» **Exercise brief**: Collect every line that includes the string "Report".

» **Data lines**:
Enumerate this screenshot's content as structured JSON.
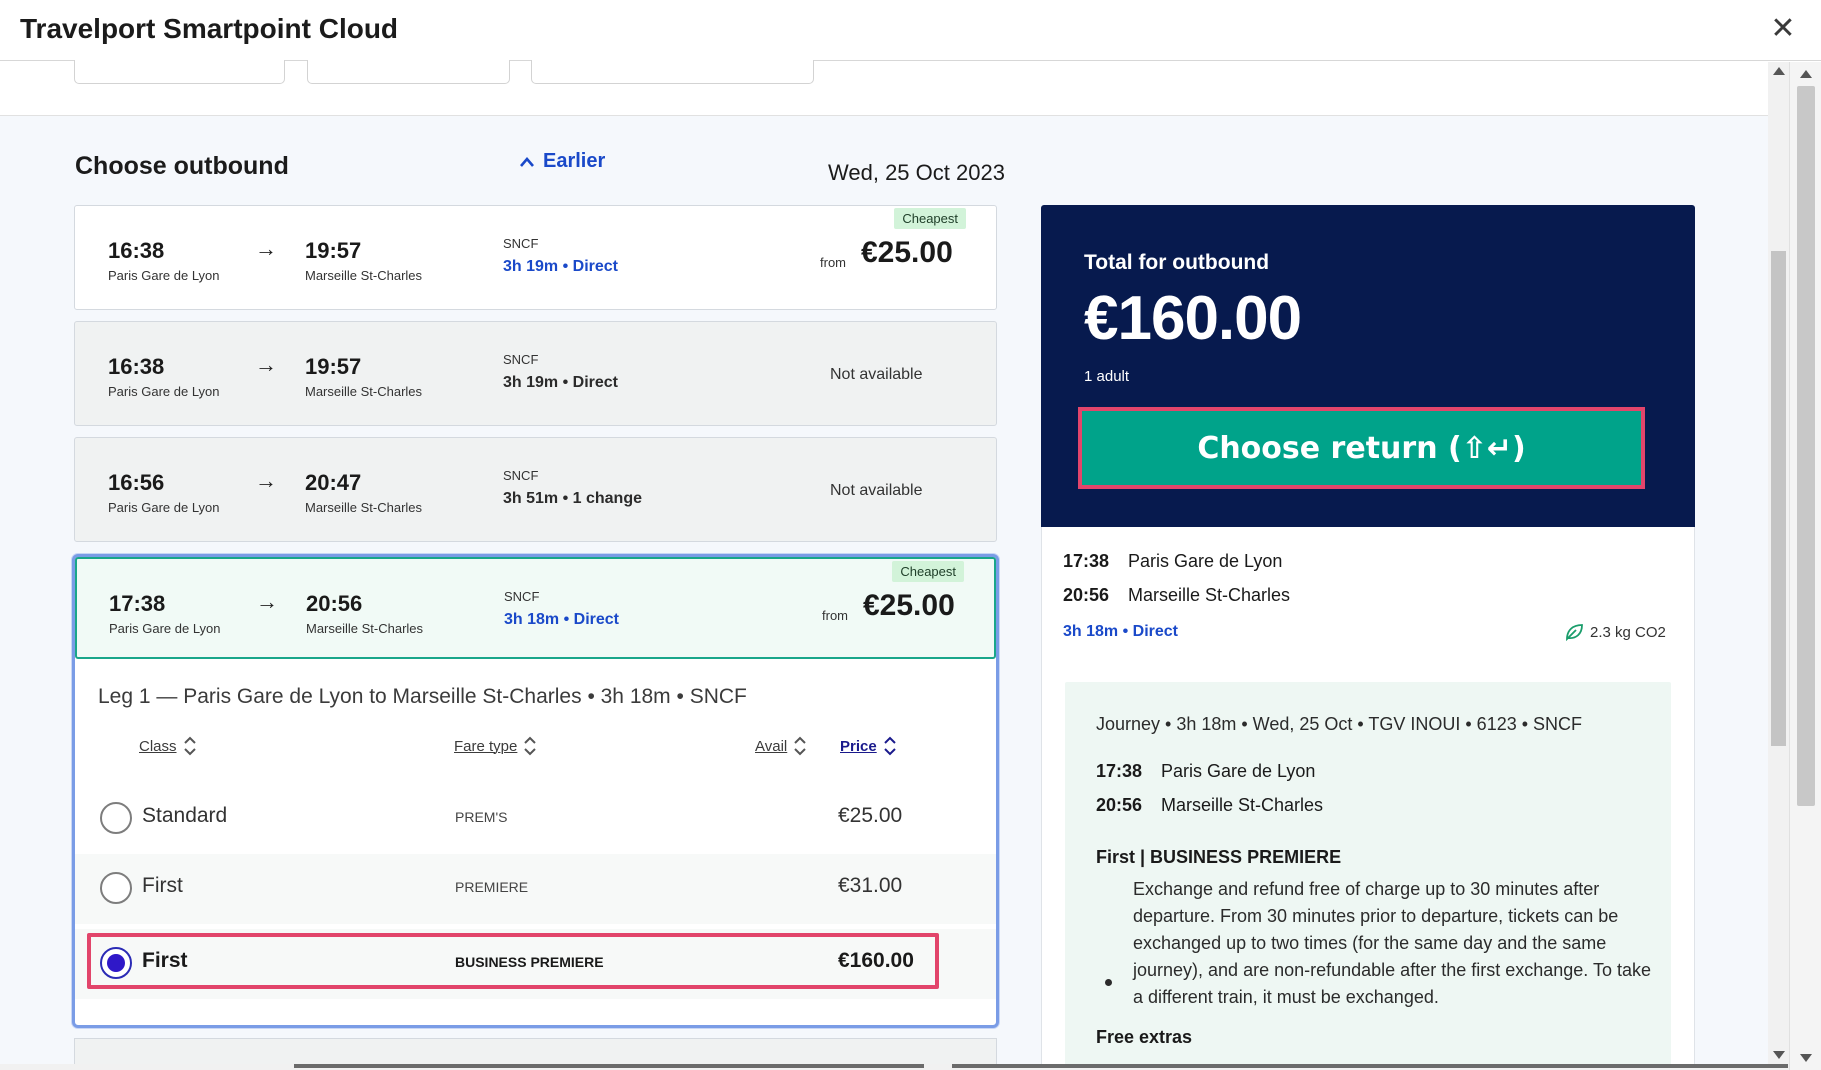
{
  "window": {
    "title": "Travelport Smartpoint Cloud",
    "close_icon": "close-icon"
  },
  "header": {
    "section_title": "Choose outbound",
    "earlier_label": "Earlier",
    "date": "Wed, 25 Oct 2023"
  },
  "journeys": [
    {
      "dep_time": "16:38",
      "dep_station": "Paris Gare de Lyon",
      "arr_time": "19:57",
      "arr_station": "Marseille St-Charles",
      "operator": "SNCF",
      "duration": "3h 19m • Direct",
      "badge": "Cheapest",
      "from": "from",
      "price": "€25.00"
    },
    {
      "dep_time": "16:38",
      "dep_station": "Paris Gare de Lyon",
      "arr_time": "19:57",
      "arr_station": "Marseille St-Charles",
      "operator": "SNCF",
      "duration": "3h 19m • Direct",
      "availability": "Not available"
    },
    {
      "dep_time": "16:56",
      "dep_station": "Paris Gare de Lyon",
      "arr_time": "20:47",
      "arr_station": "Marseille St-Charles",
      "operator": "SNCF",
      "duration": "3h 51m • 1 change",
      "availability": "Not available"
    },
    {
      "dep_time": "17:38",
      "dep_station": "Paris Gare de Lyon",
      "arr_time": "20:56",
      "arr_station": "Marseille St-Charles",
      "operator": "SNCF",
      "duration": "3h 18m • Direct",
      "badge": "Cheapest",
      "from": "from",
      "price": "€25.00"
    }
  ],
  "arrow": "→",
  "leg": {
    "title": "Leg 1 — Paris Gare de Lyon to Marseille St-Charles • 3h 18m • SNCF",
    "columns": {
      "class": "Class",
      "fare_type": "Fare type",
      "avail": "Avail",
      "price": "Price"
    },
    "fares": [
      {
        "class": "Standard",
        "fare_type": "PREM'S",
        "price": "€25.00",
        "selected": false
      },
      {
        "class": "First",
        "fare_type": "PREMIERE",
        "price": "€31.00",
        "selected": false
      },
      {
        "class": "First",
        "fare_type": "BUSINESS PREMIERE",
        "price": "€160.00",
        "selected": true
      }
    ]
  },
  "summary": {
    "label": "Total for outbound",
    "total": "€160.00",
    "passengers": "1 adult",
    "button": "Choose return (⇧↵)",
    "dep_time": "17:38",
    "dep_station": "Paris Gare de Lyon",
    "arr_time": "20:56",
    "arr_station": "Marseille St-Charles",
    "duration": "3h 18m • Direct",
    "co2": "2.3 kg CO2"
  },
  "details": {
    "journey": "Journey • 3h 18m • Wed, 25 Oct • TGV INOUI • 6123 • SNCF",
    "dep_time": "17:38",
    "dep_station": "Paris Gare de Lyon",
    "arr_time": "20:56",
    "arr_station": "Marseille St-Charles",
    "fare_heading": "First | BUSINESS PREMIERE",
    "fare_description": "Exchange and refund free of charge up to 30 minutes after departure. From 30 minutes prior to departure, tickets can be exchanged up to two times (for the same day and the same journey), and are non-refundable after the first exchange. To take a different train, it must be exchanged.",
    "extras_heading": "Free extras"
  },
  "colors": {
    "navy": "#071a4e",
    "teal": "#00a38a",
    "link_blue": "#1a49c9",
    "highlight": "#e2456b",
    "badge_green": "#d2f3d9"
  }
}
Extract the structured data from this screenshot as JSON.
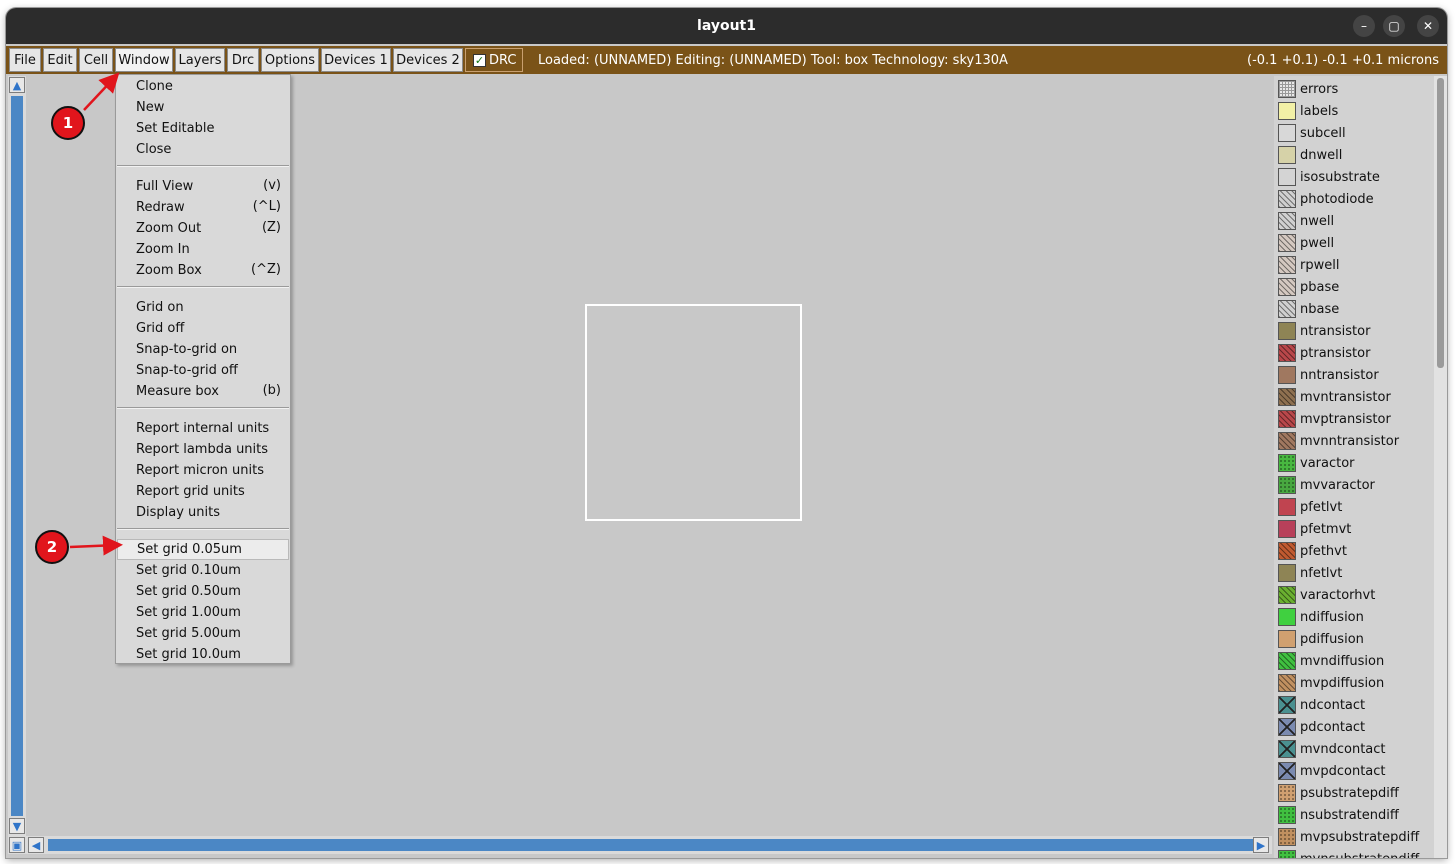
{
  "window": {
    "title": "layout1",
    "controls": [
      "–",
      "▢",
      "✕"
    ]
  },
  "menubar": {
    "items": [
      "File",
      "Edit",
      "Cell",
      "Window",
      "Layers",
      "Drc",
      "Options",
      "Devices 1",
      "Devices 2"
    ],
    "drc_label": "DRC",
    "drc_checked": true,
    "status": "Loaded: (UNNAMED) Editing: (UNNAMED) Tool: box  Technology: sky130A",
    "coords": "(-0.1 +0.1) -0.1 +0.1 microns"
  },
  "window_menu": {
    "groups": [
      [
        {
          "label": "Clone",
          "accel": ""
        },
        {
          "label": "New",
          "accel": ""
        },
        {
          "label": "Set Editable",
          "accel": ""
        },
        {
          "label": "Close",
          "accel": ""
        }
      ],
      [
        {
          "label": "Full View",
          "accel": "(v)"
        },
        {
          "label": "Redraw",
          "accel": "(^L)"
        },
        {
          "label": "Zoom Out",
          "accel": "(Z)"
        },
        {
          "label": "Zoom In",
          "accel": ""
        },
        {
          "label": "Zoom Box",
          "accel": "(^Z)"
        }
      ],
      [
        {
          "label": "Grid on",
          "accel": ""
        },
        {
          "label": "Grid off",
          "accel": ""
        },
        {
          "label": "Snap-to-grid on",
          "accel": ""
        },
        {
          "label": "Snap-to-grid off",
          "accel": ""
        },
        {
          "label": "Measure box",
          "accel": "(b)"
        }
      ],
      [
        {
          "label": "Report internal units",
          "accel": ""
        },
        {
          "label": "Report lambda units",
          "accel": ""
        },
        {
          "label": "Report micron units",
          "accel": ""
        },
        {
          "label": "Report grid units",
          "accel": ""
        },
        {
          "label": "Display units",
          "accel": ""
        }
      ],
      [
        {
          "label": "Set grid 0.05um",
          "accel": "",
          "highlighted": true
        },
        {
          "label": "Set grid 0.10um",
          "accel": ""
        },
        {
          "label": "Set grid 0.50um",
          "accel": ""
        },
        {
          "label": "Set grid 1.00um",
          "accel": ""
        },
        {
          "label": "Set grid 5.00um",
          "accel": ""
        },
        {
          "label": "Set grid 10.0um",
          "accel": ""
        }
      ]
    ]
  },
  "annotations": [
    {
      "label": "1"
    },
    {
      "label": "2"
    }
  ],
  "layers": [
    {
      "name": "errors",
      "color": "#e8e8e8",
      "pattern": "grid"
    },
    {
      "name": "labels",
      "color": "#f2f0a6",
      "pattern": "none"
    },
    {
      "name": "subcell",
      "color": "#d8d8d8",
      "pattern": "none"
    },
    {
      "name": "dnwell",
      "color": "#d6d2a8",
      "pattern": "none"
    },
    {
      "name": "isosubstrate",
      "color": "#d4d4d4",
      "pattern": "none"
    },
    {
      "name": "photodiode",
      "color": "#d0d0d0",
      "pattern": "hatch"
    },
    {
      "name": "nwell",
      "color": "#d0d0d0",
      "pattern": "hatch"
    },
    {
      "name": "pwell",
      "color": "#d4c8c0",
      "pattern": "hatch"
    },
    {
      "name": "rpwell",
      "color": "#d4c8c0",
      "pattern": "hatch"
    },
    {
      "name": "pbase",
      "color": "#d4c8c0",
      "pattern": "hatch"
    },
    {
      "name": "nbase",
      "color": "#d0d0d0",
      "pattern": "hatch"
    },
    {
      "name": "ntransistor",
      "color": "#8e8455",
      "pattern": "none"
    },
    {
      "name": "ptransistor",
      "color": "#b8474a",
      "pattern": "hatch"
    },
    {
      "name": "nntransistor",
      "color": "#a07860",
      "pattern": "none"
    },
    {
      "name": "mvntransistor",
      "color": "#8e7050",
      "pattern": "hatch"
    },
    {
      "name": "mvptransistor",
      "color": "#b8474a",
      "pattern": "hatch"
    },
    {
      "name": "mvnntransistor",
      "color": "#a07860",
      "pattern": "hatch"
    },
    {
      "name": "varactor",
      "color": "#48b840",
      "pattern": "dots"
    },
    {
      "name": "mvvaractor",
      "color": "#48a840",
      "pattern": "dots"
    },
    {
      "name": "pfetlvt",
      "color": "#c04450",
      "pattern": "none"
    },
    {
      "name": "pfetmvt",
      "color": "#b8405a",
      "pattern": "none"
    },
    {
      "name": "pfethvt",
      "color": "#c05a30",
      "pattern": "hatch"
    },
    {
      "name": "nfetlvt",
      "color": "#8e8455",
      "pattern": "none"
    },
    {
      "name": "varactorhvt",
      "color": "#6ab030",
      "pattern": "hatch"
    },
    {
      "name": "ndiffusion",
      "color": "#40d040",
      "pattern": "none"
    },
    {
      "name": "pdiffusion",
      "color": "#d0a070",
      "pattern": "none"
    },
    {
      "name": "mvndiffusion",
      "color": "#40c040",
      "pattern": "hatch"
    },
    {
      "name": "mvpdiffusion",
      "color": "#c09060",
      "pattern": "hatch"
    },
    {
      "name": "ndcontact",
      "color": "#4a9090",
      "pattern": "cross"
    },
    {
      "name": "pdcontact",
      "color": "#7a8ab0",
      "pattern": "cross"
    },
    {
      "name": "mvndcontact",
      "color": "#4a9090",
      "pattern": "cross"
    },
    {
      "name": "mvpdcontact",
      "color": "#7a8ab0",
      "pattern": "cross"
    },
    {
      "name": "psubstratepdiff",
      "color": "#d0a070",
      "pattern": "dots"
    },
    {
      "name": "nsubstratendiff",
      "color": "#40c040",
      "pattern": "dots"
    },
    {
      "name": "mvpsubstratepdiff",
      "color": "#c09060",
      "pattern": "dots"
    },
    {
      "name": "mvnsubstratendiff",
      "color": "#40c040",
      "pattern": "dots"
    }
  ],
  "colors": {
    "menubar_bg": "#7a5318",
    "titlebar_bg": "#2c2c2c",
    "scroll_track": "#4b87c5",
    "annotation_red": "#e1151c",
    "canvas_bg": "#c8c8c8"
  }
}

» **Finished task**:
          "label": "Report internal units",
          "label": "Report lambda units",
          "label": "Report micron units",
          "label": "Report grid units",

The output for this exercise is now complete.